* Written instruction: Write out the items below verbatim, leaving out the pictures.

════════

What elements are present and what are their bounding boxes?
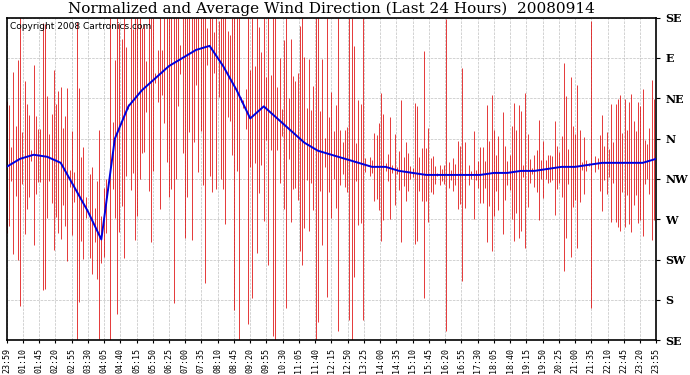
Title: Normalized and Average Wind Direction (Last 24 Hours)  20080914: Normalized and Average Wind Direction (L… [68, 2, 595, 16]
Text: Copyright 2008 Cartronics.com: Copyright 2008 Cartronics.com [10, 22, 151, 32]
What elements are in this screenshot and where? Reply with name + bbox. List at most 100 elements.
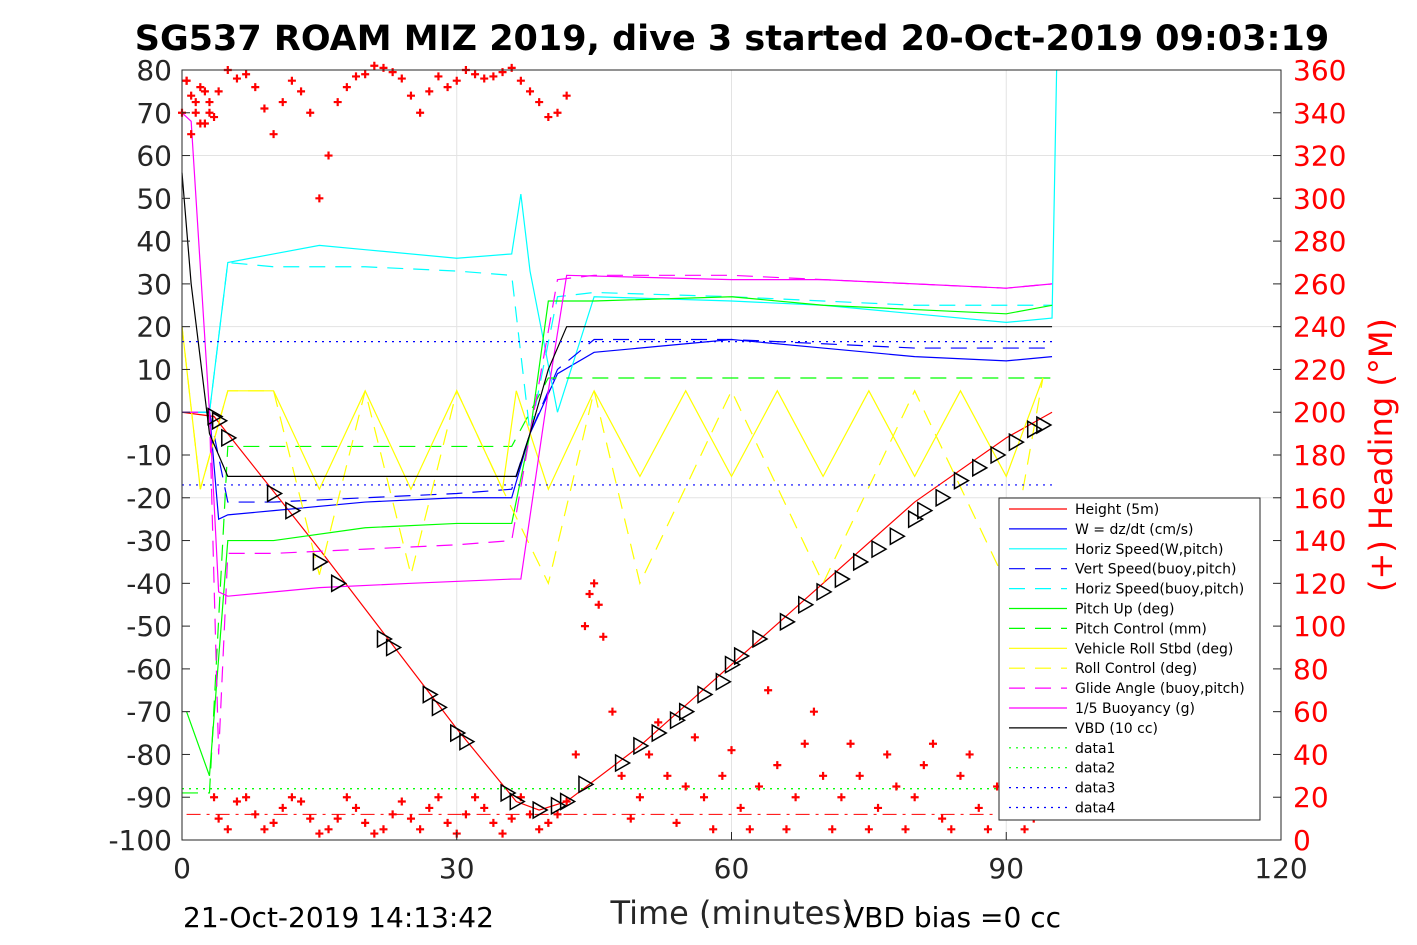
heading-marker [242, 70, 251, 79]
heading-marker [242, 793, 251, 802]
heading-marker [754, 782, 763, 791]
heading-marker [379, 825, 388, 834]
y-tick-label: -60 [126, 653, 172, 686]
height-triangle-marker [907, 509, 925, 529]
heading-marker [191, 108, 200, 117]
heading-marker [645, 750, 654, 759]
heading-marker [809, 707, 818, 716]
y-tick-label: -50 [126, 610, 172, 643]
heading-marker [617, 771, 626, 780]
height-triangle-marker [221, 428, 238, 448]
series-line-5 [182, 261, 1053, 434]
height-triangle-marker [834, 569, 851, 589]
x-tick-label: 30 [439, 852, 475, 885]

════════

* Exercise answer:
What elements are present and what are their bounding boxes?
Title: Normalized and Average Wind Direction (Last 24 Hours)  20080914: Normalized and Average Wind Direction (L… [68, 2, 595, 16]
Text: Copyright 2008 Cartronics.com: Copyright 2008 Cartronics.com [10, 22, 151, 32]
What elements are in this screenshot and where? Reply with name + bbox. List at most 100 elements.
heading-marker [242, 70, 251, 79]
heading-marker [242, 793, 251, 802]
heading-marker [754, 782, 763, 791]
heading-marker [379, 825, 388, 834]
y-tick-label: -60 [126, 653, 172, 686]
height-triangle-marker [907, 509, 925, 529]
heading-marker [191, 108, 200, 117]
heading-marker [645, 750, 654, 759]
heading-marker [809, 707, 818, 716]
y-tick-label: -50 [126, 610, 172, 643]
heading-marker [617, 771, 626, 780]
height-triangle-marker [221, 428, 238, 448]
series-line-5 [182, 261, 1053, 434]
height-triangle-marker [834, 569, 851, 589]
x-tick-label: 30 [439, 852, 475, 885]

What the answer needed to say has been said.